What you have to do: Copy the stretch of the listing below from the line containing "x-tick-label: 6 — [568, 562, 571, 568]" through the line containing "data-point — [260, 120, 264, 123]", both included, without changing a character.

Raw data:
++++++

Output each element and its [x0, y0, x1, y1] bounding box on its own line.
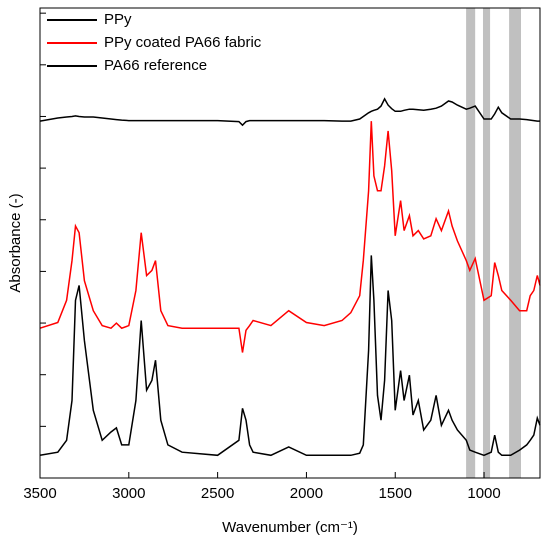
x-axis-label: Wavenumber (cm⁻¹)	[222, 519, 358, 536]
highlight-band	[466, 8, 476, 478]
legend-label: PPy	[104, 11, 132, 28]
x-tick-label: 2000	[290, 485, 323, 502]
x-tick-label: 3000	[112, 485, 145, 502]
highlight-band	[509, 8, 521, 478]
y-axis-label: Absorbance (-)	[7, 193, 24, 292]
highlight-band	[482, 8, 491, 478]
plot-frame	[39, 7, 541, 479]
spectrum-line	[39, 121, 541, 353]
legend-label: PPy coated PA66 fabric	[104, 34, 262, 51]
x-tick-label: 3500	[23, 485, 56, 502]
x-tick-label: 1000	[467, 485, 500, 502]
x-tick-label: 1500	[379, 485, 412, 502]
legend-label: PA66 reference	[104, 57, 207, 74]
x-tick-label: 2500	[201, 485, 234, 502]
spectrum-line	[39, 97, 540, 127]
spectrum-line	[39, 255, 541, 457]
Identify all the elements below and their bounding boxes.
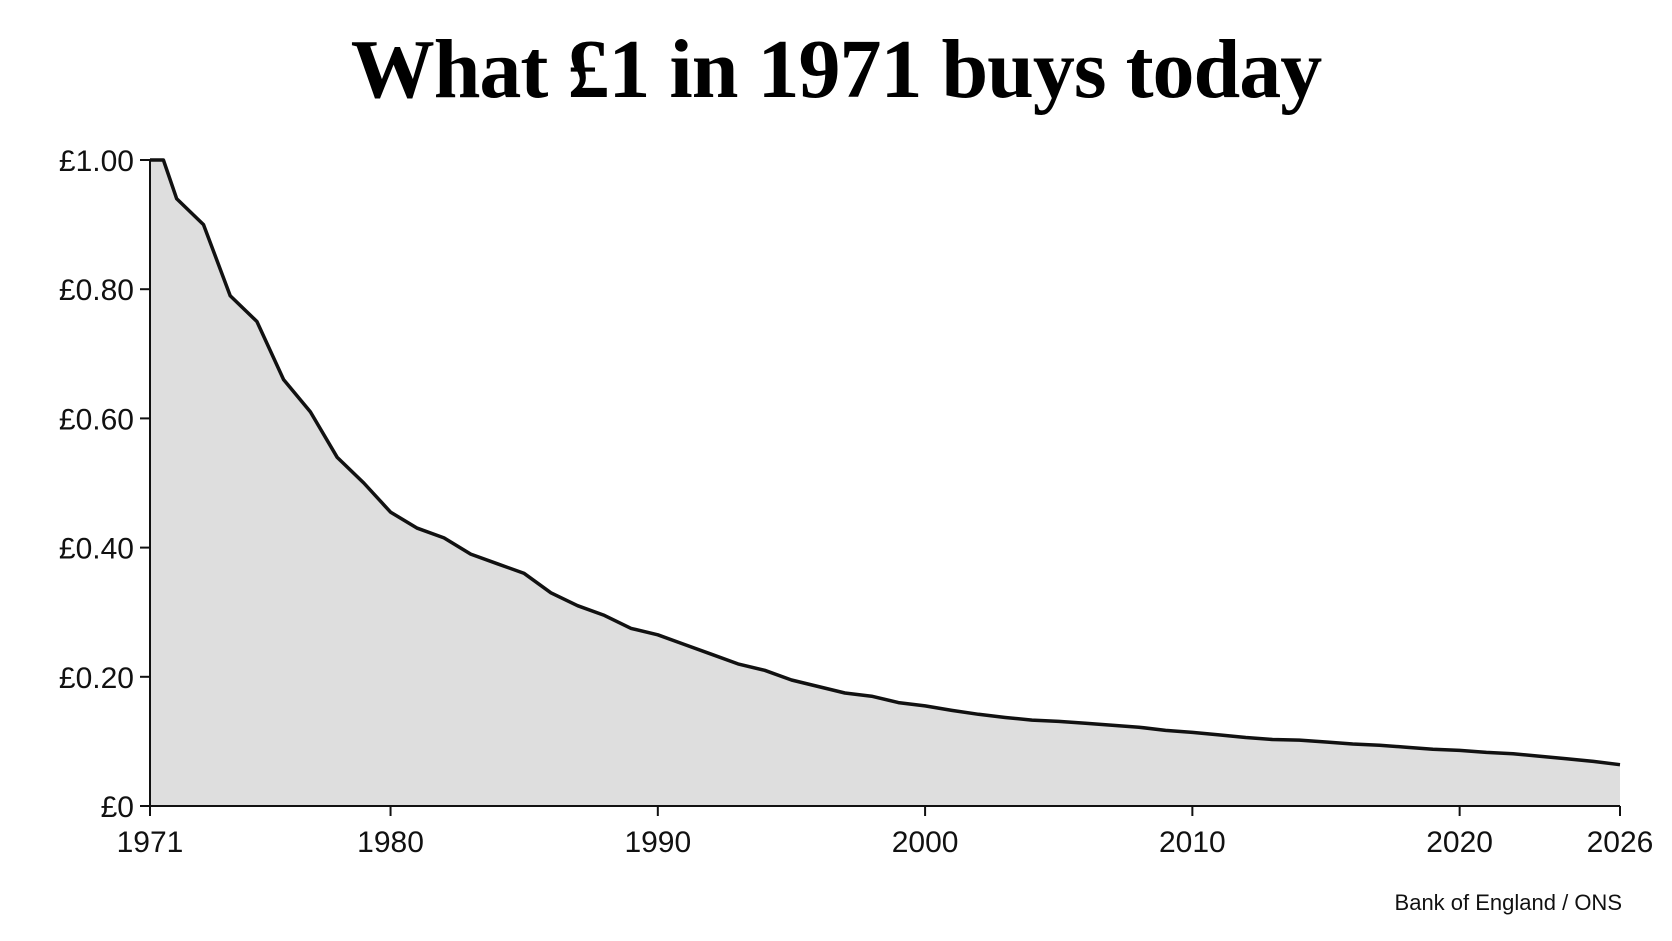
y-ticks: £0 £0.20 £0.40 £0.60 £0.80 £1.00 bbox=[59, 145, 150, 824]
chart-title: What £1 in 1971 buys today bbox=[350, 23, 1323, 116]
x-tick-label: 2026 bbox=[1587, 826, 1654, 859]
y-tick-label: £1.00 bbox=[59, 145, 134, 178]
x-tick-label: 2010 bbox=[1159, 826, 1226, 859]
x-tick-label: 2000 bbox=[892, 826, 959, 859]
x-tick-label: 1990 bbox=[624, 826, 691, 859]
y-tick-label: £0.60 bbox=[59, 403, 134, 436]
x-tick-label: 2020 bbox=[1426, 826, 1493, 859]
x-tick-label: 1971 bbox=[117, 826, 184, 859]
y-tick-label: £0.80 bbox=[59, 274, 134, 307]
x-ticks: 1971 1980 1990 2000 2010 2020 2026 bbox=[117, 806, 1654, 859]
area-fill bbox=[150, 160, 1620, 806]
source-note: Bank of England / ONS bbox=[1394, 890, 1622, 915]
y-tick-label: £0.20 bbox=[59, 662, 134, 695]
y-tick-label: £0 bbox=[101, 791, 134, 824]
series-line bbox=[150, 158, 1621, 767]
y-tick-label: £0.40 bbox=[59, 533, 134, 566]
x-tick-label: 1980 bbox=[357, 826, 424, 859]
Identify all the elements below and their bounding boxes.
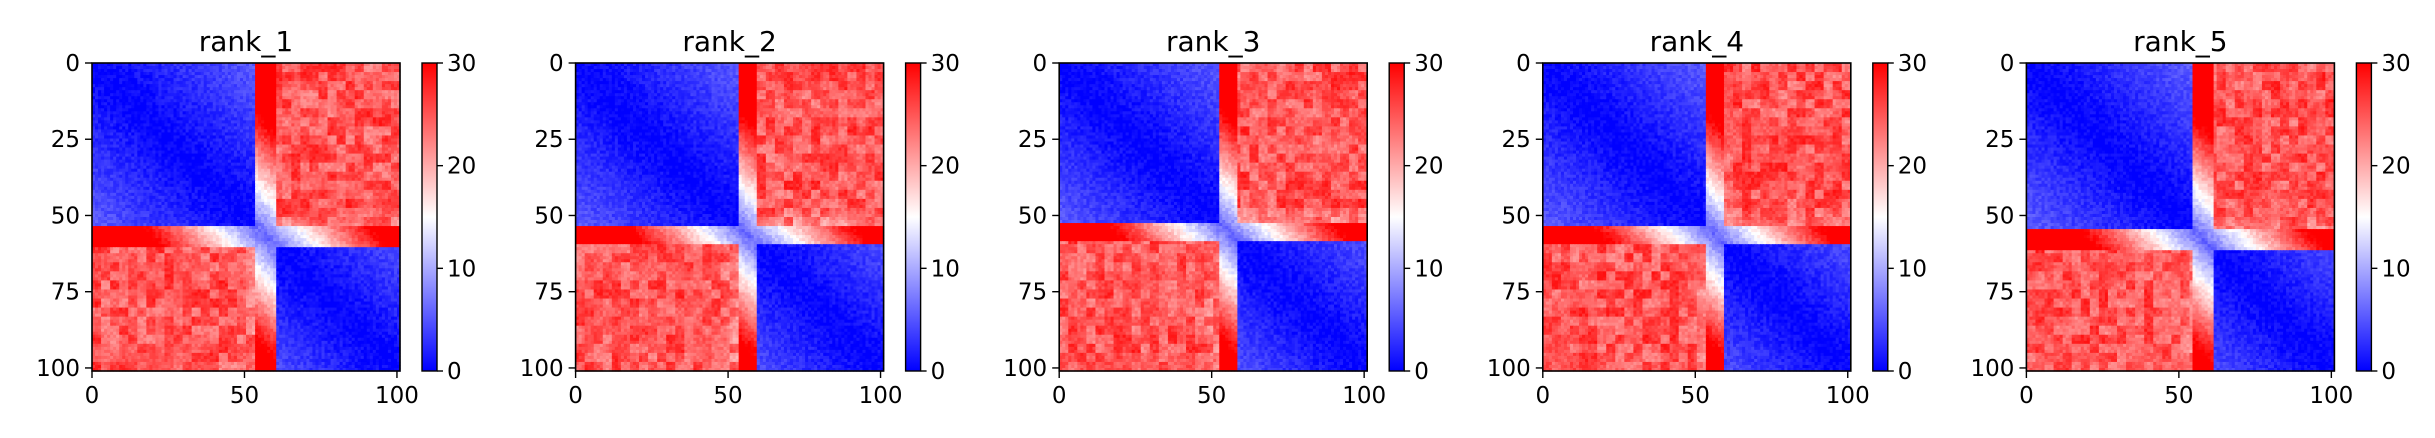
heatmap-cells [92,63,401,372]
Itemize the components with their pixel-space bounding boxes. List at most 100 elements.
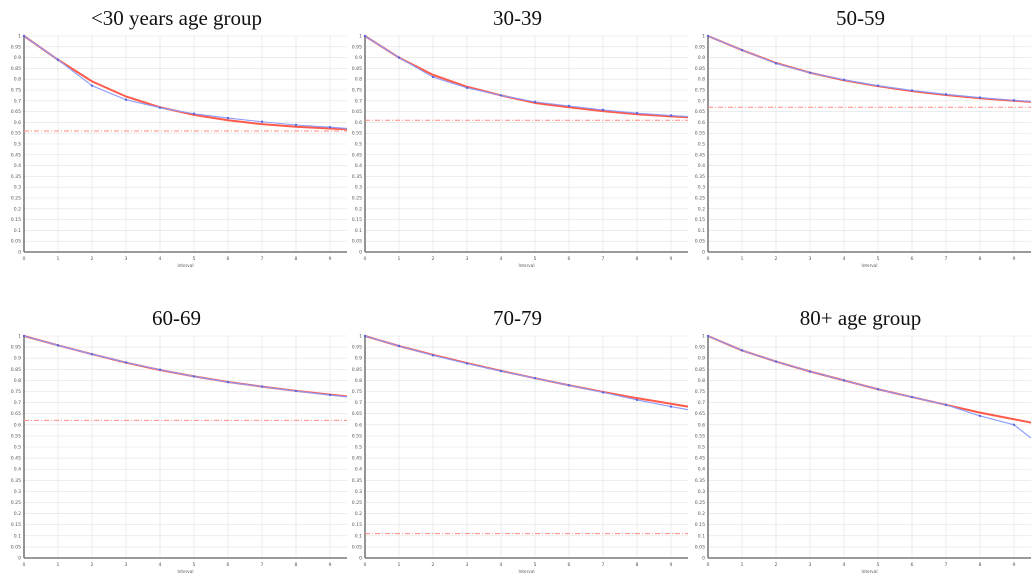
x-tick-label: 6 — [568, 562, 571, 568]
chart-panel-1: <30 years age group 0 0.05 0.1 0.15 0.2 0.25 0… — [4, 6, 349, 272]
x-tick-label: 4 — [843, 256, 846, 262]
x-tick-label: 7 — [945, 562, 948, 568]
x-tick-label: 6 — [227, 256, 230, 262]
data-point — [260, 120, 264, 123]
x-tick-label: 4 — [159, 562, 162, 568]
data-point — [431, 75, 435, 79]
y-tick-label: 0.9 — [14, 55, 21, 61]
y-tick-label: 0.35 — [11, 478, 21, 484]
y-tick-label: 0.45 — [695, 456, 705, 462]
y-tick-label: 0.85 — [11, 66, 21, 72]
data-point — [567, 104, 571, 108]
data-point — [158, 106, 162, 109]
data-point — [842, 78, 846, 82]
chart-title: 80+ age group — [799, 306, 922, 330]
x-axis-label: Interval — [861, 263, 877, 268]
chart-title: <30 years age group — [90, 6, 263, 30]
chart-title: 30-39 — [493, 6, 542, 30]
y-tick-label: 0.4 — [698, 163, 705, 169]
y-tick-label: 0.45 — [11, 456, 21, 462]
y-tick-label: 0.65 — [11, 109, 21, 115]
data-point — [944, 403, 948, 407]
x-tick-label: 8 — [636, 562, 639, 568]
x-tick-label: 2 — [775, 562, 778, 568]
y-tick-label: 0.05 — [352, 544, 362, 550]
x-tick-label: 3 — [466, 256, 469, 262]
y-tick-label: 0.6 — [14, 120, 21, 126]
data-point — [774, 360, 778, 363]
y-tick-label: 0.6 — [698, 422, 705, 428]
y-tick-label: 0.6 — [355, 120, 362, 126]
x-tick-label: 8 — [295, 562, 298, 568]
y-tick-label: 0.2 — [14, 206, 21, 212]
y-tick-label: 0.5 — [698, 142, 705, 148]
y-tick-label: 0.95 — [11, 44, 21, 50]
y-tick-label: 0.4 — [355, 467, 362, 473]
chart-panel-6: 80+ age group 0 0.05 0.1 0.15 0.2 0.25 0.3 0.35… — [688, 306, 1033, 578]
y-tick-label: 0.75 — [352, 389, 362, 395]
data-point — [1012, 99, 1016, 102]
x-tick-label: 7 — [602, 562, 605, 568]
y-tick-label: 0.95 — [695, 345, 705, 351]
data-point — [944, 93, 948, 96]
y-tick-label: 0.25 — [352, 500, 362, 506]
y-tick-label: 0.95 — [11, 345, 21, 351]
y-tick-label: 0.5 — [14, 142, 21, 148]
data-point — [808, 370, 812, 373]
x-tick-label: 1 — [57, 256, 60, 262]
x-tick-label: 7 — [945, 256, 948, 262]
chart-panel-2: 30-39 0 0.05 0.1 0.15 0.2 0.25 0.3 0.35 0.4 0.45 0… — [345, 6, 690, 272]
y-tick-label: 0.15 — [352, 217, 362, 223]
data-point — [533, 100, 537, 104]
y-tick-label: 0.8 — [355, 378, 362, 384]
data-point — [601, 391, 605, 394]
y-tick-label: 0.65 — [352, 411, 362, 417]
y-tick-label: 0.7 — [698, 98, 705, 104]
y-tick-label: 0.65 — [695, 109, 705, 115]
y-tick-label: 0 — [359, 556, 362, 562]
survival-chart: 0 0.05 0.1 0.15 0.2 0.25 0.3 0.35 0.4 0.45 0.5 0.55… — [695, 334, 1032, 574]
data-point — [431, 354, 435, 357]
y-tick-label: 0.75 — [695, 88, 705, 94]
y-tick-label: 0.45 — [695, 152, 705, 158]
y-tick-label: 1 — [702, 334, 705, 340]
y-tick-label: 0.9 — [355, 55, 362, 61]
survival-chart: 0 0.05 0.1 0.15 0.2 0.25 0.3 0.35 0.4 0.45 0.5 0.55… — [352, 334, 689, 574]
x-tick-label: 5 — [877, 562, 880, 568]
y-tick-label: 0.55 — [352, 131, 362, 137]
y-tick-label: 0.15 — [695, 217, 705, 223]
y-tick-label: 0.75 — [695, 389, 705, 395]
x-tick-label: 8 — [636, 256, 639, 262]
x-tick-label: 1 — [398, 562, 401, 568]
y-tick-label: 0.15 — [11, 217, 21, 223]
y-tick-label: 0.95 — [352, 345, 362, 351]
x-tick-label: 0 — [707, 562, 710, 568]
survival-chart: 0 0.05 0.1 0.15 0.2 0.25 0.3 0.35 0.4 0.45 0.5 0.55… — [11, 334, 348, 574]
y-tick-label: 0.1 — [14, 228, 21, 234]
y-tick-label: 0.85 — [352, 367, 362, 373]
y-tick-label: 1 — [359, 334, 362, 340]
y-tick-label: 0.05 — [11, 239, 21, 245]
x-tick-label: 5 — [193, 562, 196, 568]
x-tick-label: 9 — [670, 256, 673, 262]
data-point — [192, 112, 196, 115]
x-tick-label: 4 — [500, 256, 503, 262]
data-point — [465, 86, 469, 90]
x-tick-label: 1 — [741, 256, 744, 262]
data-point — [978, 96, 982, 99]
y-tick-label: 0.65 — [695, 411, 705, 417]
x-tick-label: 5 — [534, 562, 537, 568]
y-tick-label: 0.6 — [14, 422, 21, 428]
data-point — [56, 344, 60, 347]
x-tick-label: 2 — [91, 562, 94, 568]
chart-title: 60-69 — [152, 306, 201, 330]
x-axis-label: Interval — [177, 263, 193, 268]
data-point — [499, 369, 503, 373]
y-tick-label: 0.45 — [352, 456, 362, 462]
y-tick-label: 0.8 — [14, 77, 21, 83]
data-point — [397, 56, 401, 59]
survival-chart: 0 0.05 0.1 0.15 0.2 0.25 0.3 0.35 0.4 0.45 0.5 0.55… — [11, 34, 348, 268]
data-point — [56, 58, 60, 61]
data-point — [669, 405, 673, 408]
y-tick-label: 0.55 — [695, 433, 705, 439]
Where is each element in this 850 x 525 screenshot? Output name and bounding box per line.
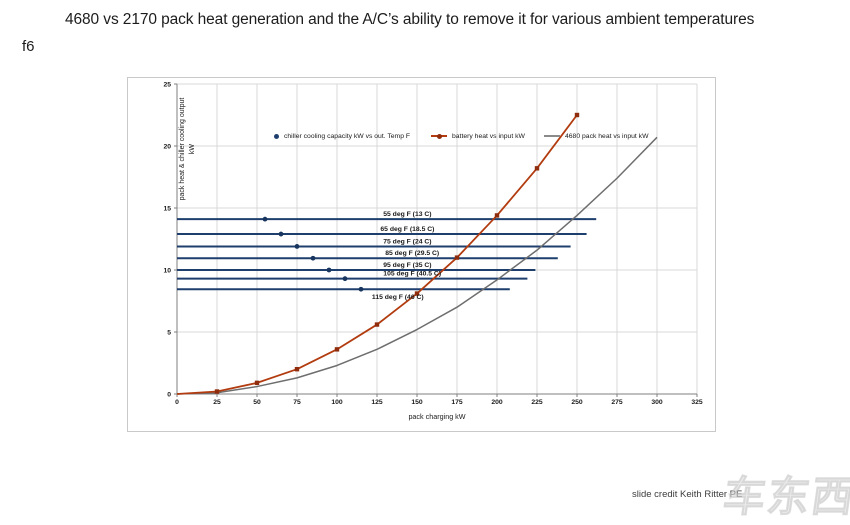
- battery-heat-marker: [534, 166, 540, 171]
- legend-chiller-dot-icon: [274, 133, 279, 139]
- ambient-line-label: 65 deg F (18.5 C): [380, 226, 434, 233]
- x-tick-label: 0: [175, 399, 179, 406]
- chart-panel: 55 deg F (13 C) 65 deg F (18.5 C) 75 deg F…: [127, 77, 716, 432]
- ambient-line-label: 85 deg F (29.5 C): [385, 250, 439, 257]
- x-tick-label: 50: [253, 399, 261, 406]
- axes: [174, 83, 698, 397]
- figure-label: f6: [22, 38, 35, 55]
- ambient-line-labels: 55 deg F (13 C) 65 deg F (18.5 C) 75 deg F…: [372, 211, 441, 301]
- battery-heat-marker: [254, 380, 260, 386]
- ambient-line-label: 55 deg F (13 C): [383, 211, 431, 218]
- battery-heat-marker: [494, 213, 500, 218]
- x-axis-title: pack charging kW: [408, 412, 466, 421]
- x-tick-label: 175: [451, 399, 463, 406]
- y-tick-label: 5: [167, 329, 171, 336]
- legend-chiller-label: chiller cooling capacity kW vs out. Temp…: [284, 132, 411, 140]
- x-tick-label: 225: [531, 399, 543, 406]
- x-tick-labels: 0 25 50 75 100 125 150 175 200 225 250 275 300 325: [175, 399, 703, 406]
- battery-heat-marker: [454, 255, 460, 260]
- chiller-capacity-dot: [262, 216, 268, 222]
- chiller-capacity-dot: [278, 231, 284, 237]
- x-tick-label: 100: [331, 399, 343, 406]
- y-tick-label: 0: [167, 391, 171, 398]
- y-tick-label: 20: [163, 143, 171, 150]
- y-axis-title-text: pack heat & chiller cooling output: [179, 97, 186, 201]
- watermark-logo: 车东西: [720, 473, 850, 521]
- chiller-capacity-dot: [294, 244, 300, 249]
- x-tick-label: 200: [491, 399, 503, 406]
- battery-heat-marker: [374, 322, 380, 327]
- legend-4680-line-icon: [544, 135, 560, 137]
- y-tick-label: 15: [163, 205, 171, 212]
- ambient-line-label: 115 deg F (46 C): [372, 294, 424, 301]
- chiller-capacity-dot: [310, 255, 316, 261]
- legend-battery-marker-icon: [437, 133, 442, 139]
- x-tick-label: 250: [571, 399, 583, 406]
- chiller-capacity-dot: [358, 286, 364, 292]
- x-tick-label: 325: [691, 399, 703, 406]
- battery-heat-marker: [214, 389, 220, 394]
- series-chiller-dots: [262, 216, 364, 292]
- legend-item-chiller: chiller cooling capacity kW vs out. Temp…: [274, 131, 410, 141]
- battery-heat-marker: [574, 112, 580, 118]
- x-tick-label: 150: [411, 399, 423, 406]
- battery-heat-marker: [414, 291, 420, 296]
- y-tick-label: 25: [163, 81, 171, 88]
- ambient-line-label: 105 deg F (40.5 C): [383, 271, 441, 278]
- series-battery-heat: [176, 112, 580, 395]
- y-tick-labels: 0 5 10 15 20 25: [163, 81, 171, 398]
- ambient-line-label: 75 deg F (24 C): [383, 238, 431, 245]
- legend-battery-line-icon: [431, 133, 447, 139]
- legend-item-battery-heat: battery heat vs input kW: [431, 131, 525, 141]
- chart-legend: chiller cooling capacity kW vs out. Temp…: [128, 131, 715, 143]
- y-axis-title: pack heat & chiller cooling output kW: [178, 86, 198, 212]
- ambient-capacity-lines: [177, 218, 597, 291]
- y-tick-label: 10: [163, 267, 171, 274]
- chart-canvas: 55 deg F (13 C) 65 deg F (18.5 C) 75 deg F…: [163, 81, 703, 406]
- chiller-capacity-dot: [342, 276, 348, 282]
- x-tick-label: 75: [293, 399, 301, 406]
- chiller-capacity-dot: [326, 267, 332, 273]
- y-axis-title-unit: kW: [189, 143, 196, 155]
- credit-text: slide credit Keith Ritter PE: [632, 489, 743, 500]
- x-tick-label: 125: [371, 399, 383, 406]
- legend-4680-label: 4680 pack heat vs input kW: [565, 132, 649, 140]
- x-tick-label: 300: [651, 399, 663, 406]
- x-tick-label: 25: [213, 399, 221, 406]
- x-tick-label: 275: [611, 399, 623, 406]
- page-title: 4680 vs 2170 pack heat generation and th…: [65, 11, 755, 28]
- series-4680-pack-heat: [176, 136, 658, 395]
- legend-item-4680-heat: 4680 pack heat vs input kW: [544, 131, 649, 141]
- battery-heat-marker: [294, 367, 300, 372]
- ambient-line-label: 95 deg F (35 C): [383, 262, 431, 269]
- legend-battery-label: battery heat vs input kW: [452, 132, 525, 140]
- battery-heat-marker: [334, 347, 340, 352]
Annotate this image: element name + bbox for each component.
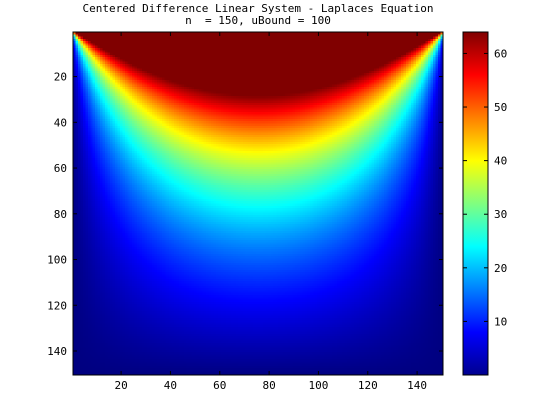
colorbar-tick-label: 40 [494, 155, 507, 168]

++++++

Output below:
x-tick-label: 6 — [568, 562, 571, 568]
chart-panel-1: <30 years age group 0 0.05 0.1 0.15 0.2 0.25 0… — [4, 6, 349, 272]
x-tick-label: 4 — [843, 256, 846, 262]
x-tick-label: 7 — [945, 562, 948, 568]
x-tick-label: 6 — [227, 256, 230, 262]
data-point — [260, 120, 264, 123]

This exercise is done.